> [Problem statement] Write out the whole listing exactly as it stands.

Records from a dataset:
------------------------
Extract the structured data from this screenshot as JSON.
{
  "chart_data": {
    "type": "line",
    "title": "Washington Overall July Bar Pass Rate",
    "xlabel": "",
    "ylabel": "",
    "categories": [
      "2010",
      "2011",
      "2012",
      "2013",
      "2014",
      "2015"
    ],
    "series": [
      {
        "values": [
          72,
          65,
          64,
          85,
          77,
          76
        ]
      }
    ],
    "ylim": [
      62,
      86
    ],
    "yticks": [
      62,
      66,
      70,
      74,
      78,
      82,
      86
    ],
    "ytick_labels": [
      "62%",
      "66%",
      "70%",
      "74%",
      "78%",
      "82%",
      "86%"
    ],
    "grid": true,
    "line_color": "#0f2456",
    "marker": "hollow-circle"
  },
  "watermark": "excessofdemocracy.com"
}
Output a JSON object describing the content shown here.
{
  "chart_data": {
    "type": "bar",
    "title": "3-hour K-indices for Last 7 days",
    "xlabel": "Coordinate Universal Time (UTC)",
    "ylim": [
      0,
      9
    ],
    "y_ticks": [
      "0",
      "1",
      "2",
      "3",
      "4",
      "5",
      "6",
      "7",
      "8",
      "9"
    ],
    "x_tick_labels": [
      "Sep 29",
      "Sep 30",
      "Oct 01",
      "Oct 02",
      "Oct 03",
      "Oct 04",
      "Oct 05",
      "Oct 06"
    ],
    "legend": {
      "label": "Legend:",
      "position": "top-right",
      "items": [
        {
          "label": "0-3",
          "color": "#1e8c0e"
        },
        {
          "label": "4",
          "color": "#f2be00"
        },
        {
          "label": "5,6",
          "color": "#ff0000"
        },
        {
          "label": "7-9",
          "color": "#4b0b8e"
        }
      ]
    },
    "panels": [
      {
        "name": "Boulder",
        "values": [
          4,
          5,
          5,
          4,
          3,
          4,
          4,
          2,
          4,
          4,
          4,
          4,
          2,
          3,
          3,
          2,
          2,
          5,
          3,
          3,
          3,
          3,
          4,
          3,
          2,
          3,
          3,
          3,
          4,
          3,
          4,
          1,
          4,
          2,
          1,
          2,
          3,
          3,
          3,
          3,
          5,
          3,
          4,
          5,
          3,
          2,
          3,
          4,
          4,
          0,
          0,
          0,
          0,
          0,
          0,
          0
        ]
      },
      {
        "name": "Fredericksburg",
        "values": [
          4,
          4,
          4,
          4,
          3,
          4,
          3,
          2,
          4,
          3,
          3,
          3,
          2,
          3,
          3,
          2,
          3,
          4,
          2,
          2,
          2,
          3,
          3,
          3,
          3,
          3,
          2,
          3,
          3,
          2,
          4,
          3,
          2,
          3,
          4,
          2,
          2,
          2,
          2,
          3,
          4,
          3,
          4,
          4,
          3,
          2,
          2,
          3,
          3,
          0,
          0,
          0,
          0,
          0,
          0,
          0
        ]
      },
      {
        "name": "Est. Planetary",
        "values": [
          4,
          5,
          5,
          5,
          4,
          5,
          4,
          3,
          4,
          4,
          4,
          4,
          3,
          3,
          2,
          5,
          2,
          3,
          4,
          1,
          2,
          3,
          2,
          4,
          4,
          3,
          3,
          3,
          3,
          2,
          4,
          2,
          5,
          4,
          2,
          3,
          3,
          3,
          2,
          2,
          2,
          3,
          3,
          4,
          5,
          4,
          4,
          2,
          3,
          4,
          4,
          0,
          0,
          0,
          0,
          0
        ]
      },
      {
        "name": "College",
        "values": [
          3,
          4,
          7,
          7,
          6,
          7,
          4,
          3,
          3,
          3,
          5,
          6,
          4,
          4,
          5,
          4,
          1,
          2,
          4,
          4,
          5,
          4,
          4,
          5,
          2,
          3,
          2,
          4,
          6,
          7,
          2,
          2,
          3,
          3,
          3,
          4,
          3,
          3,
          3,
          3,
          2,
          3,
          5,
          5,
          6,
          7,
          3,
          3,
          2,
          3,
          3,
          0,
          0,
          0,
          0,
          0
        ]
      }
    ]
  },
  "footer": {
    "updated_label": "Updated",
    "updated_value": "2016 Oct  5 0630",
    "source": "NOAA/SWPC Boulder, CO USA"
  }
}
------------------------
> [Right answer]
Extract the structured data from this screenshot as JSON.
{
  "chart_data": {
    "type": "line",
    "title": "Washington Overall July Bar Pass Rate",
    "xlabel": "",
    "ylabel": "",
    "categories": [
      "2010",
      "2011",
      "2012",
      "2013",
      "2014",
      "2015"
    ],
    "series": [
      {
        "values": [
          72,
          65,
          64,
          85,
          77,
          76
        ]
      }
    ],
    "ylim": [
      62,
      86
    ],
    "yticks": [
      62,
      66,
      70,
      74,
      78,
      82,
      86
    ],
    "ytick_labels": [
      "62%",
      "66%",
      "70%",
      "74%",
      "78%",
      "82%",
      "86%"
    ],
    "grid": true,
    "line_color": "#0f2456",
    "marker": "hollow-circle"
  },
  "watermark": "excessofdemocracy.com"
}
Output a JSON object describing the content shown here.
{
  "chart_data": {
    "type": "bar",
    "title": "3-hour K-indices for Last 7 days",
    "xlabel": "Coordinate Universal Time (UTC)",
    "ylim": [
      0,
      9
    ],
    "y_ticks": [
      "0",
      "1",
      "2",
      "3",
      "4",
      "5",
      "6",
      "7",
      "8",
      "9"
    ],
    "x_tick_labels": [
      "Sep 29",
      "Sep 30",
      "Oct 01",
      "Oct 02",
      "Oct 03",
      "Oct 04",
      "Oct 05",
      "Oct 06"
    ],
    "legend": {
      "label": "Legend:",
      "position": "top-right",
      "items": [
        {
          "label": "0-3",
          "color": "#1e8c0e"
        },
        {
          "label": "4",
          "color": "#f2be00"
        },
        {
          "label": "5,6",
          "color": "#ff0000"
        },
        {
          "label": "7-9",
          "color": "#4b0b8e"
        }
      ]
    },
    "panels": [
      {
        "name": "Boulder",
        "values": [
          4,
          5,
          5,
          4,
          3,
          4,
          4,
          2,
          4,
          4,
          4,
          4,
          2,
          3,
          3,
          2,
          2,
          5,
          3,
          3,
          3,
          3,
          4,
          3,
          2,
          3,
          3,
          3,
          4,
          3,
          4,
          1,
          4,
          2,
          1,
          2,
          3,
          3,
          3,
          3,
          5,
          3,
          4,
          5,
          3,
          2,
          3,
          4,
          4,
          0,
          0,
          0,
          0,
          0,
          0,
          0
        ]
      },
      {
        "name": "Fredericksburg",
        "values": [
          4,
          4,
          4,
          4,
          3,
          4,
          3,
          2,
          4,
          3,
          3,
          3,
          2,
          3,
          3,
          2,
          3,
          4,
          2,
          2,
          2,
          3,
          3,
          3,
          3,
          3,
          2,
          3,
          3,
          2,
          4,
          3,
          2,
          3,
          4,
          2,
          2,
          2,
          2,
          3,
          4,
          3,
          4,
          4,
          3,
          2,
          2,
          3,
          3,
          0,
          0,
          0,
          0,
          0,
          0,
          0
        ]
      },
      {
        "name": "Est. Planetary",
        "values": [
          4,
          5,
          5,
          5,
          4,
          5,
          4,
          3,
          4,
          4,
          4,
          4,
          3,
          3,
          2,
          5,
          2,
          3,
          4,
          1,
          2,
          3,
          2,
          4,
          4,
          3,
          3,
          3,
          3,
          2,
          4,
          2,
          5,
          4,
          2,
          3,
          3,
          3,
          2,
          2,
          2,
          3,
          3,
          4,
          5,
          4,
          4,
          2,
          3,
          4,
          4,
          0,
          0,
          0,
          0,
          0
        ]
      },
      {
        "name": "College",
        "values": [
          3,
          4,
          7,
          7,
          6,
          7,
          4,
          3,
          3,
          3,
          5,
          6,
          4,
          4,
          5,
          4,
          1,
          2,
          4,
          4,
          5,
          4,
          4,
          5,
          2,
          3,
          2,
          4,
          6,
          7,
          2,
          2,
          3,
          3,
          3,
          4,
          3,
          3,
          3,
          3,
          2,
          3,
          5,
          5,
          6,
          7,
          3,
          3,
          2,
          3,
          3,
          0,
          0,
          0,
          0,
          0
        ]
      }
    ]
  },
  "footer": {
    "updated_label": "Updated",
    "updated_value": "2016 Oct  5 0630",
    "source": "NOAA/SWPC Boulder, CO USA"
  }
}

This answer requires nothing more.